[Excerpt from a dataset]

╭──

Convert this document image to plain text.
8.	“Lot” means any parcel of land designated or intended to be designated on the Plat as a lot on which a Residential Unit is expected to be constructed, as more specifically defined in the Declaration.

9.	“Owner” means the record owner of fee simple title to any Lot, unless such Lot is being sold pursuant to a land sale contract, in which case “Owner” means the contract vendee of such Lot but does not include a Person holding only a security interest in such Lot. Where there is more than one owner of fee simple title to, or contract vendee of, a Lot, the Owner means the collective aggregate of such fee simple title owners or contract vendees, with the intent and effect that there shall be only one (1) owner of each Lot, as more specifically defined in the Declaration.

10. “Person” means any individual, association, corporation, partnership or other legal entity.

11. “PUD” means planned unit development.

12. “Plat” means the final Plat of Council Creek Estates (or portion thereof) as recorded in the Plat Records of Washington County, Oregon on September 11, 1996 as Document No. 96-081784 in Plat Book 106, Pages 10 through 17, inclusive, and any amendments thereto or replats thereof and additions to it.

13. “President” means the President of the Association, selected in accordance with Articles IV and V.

╰──

> **Task statement**
Above are some records; repeat all of them exactly.

> **Exercise result**
Convert this document image to plain text.
8.	“Lot” means any parcel of land designated or intended to be designated on the Plat as a lot on which a Residential Unit is expected to be constructed, as more specifically defined in the Declaration.

9.	“Owner” means the record owner of fee simple title to any Lot, unless such Lot is being sold pursuant to a land sale contract, in which case “Owner” means the contract vendee of such Lot but does not include a Person holding only a security interest in such Lot. Where there is more than one owner of fee simple title to, or contract vendee of, a Lot, the Owner means the collective aggregate of such fee simple title owners or contract vendees, with the intent and effect that there shall be only one (1) owner of each Lot, as more specifically defined in the Declaration.

10. “Person” means any individual, association, corporation, partnership or other legal entity.

11. “PUD” means planned unit development.

12. “Plat” means the final Plat of Council Creek Estates (or portion thereof) as recorded in the Plat Records of Washington County, Oregon on September 11, 1996 as Document No. 96-081784 in Plat Book 106, Pages 10 through 17, inclusive, and any amendments thereto or replats thereof and additions to it.

13. “President” means the President of the Association, selected in accordance with Articles IV and V.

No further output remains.